**Work required**
Report all lines from the entries below in which "development" appears.

• • •

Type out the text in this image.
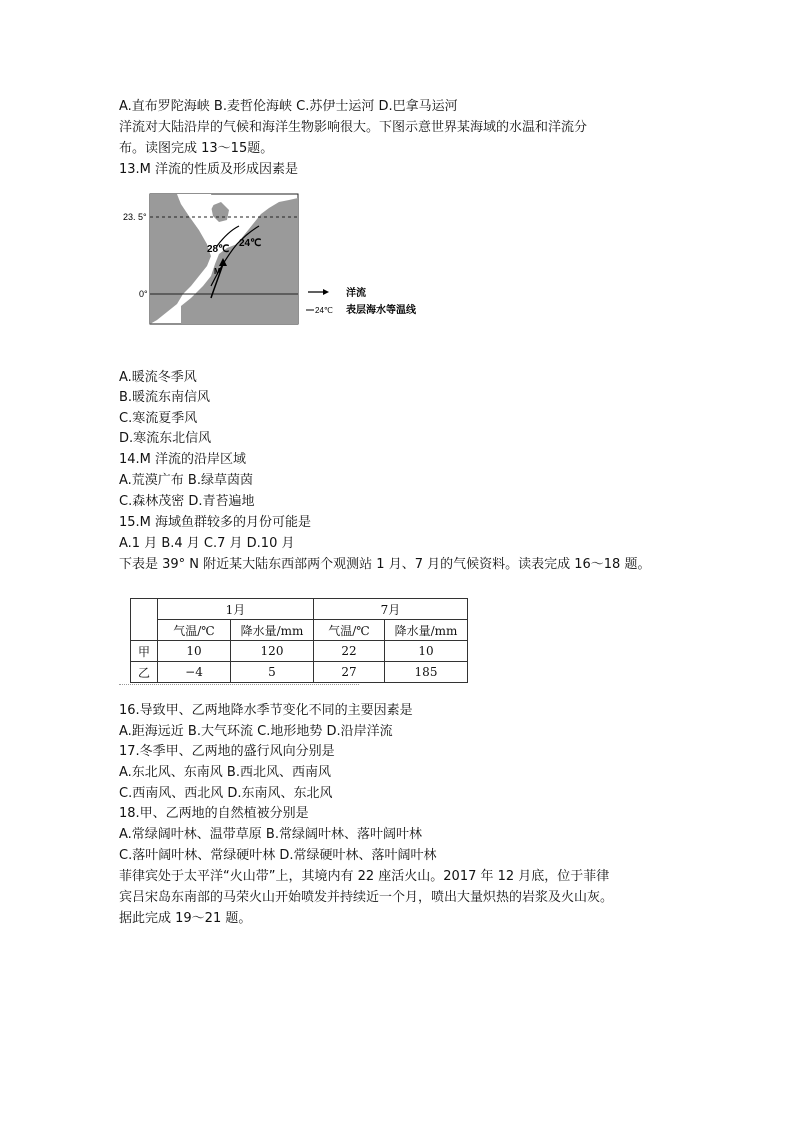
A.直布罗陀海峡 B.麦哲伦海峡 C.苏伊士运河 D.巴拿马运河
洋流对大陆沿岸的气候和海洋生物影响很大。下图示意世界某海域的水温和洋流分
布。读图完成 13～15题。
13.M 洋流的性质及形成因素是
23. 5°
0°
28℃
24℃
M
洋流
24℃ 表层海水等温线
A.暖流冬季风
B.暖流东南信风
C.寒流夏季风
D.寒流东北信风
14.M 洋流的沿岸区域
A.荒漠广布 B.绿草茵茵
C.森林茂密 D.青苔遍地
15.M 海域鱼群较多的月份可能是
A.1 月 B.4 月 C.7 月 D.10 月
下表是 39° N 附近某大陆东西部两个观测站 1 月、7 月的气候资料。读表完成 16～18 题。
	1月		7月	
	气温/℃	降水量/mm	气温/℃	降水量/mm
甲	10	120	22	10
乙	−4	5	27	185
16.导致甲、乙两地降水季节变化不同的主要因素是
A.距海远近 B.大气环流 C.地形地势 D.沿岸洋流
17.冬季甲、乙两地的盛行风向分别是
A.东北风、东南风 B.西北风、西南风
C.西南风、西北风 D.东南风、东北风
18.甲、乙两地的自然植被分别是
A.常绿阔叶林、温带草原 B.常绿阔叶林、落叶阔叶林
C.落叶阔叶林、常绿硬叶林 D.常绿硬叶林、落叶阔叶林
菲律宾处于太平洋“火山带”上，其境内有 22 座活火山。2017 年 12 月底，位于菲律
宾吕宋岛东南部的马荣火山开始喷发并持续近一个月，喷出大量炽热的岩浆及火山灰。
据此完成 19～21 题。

• • •

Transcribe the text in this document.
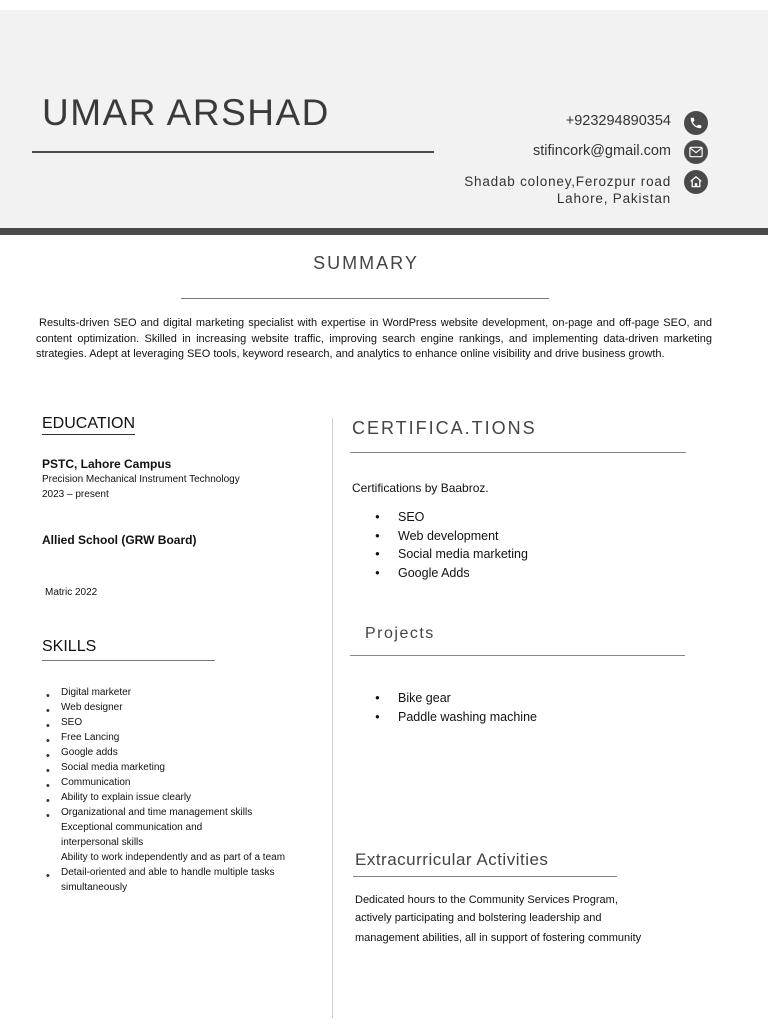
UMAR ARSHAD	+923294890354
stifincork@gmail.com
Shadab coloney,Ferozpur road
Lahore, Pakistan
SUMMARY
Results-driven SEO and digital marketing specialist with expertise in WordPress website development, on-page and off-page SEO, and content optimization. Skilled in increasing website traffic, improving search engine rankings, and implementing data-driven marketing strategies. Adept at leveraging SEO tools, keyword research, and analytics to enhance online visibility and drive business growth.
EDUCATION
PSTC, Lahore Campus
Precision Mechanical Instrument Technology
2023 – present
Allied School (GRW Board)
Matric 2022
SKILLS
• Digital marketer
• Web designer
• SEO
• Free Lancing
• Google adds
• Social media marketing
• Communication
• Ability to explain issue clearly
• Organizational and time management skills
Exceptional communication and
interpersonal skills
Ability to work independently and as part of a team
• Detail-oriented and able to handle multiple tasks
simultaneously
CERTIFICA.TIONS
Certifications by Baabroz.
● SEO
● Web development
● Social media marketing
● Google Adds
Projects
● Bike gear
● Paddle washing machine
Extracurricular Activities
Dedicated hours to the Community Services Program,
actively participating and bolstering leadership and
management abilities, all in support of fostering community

• • •

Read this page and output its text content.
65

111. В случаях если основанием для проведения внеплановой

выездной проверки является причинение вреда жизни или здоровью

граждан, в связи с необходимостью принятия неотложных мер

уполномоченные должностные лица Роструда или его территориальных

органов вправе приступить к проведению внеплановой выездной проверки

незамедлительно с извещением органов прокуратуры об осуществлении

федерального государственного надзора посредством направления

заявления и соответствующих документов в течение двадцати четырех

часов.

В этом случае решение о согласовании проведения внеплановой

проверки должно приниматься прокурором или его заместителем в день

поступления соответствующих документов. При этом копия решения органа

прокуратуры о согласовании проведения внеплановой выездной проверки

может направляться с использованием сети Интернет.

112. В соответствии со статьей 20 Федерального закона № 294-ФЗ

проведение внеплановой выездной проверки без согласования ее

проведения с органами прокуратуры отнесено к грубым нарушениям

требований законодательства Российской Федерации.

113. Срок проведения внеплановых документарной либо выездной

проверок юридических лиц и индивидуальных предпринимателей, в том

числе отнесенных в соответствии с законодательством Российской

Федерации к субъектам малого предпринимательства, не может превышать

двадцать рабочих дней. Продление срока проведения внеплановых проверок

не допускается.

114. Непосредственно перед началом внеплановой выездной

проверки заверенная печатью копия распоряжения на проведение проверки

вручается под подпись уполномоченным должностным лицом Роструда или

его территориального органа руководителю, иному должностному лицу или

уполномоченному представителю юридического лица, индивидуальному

• • •

**Response to this task**
Results-driven SEO and digital marketing specialist with expertise in WordPress website development, on-page and off-page SEO, and content optimization. Skilled in increasing website traffic, improving search engine rankings, and implementing data-driven marketing strategies. Adept at leveraging SEO tools, keyword research, and analytics to enhance online visibility and drive business growth.
● Web development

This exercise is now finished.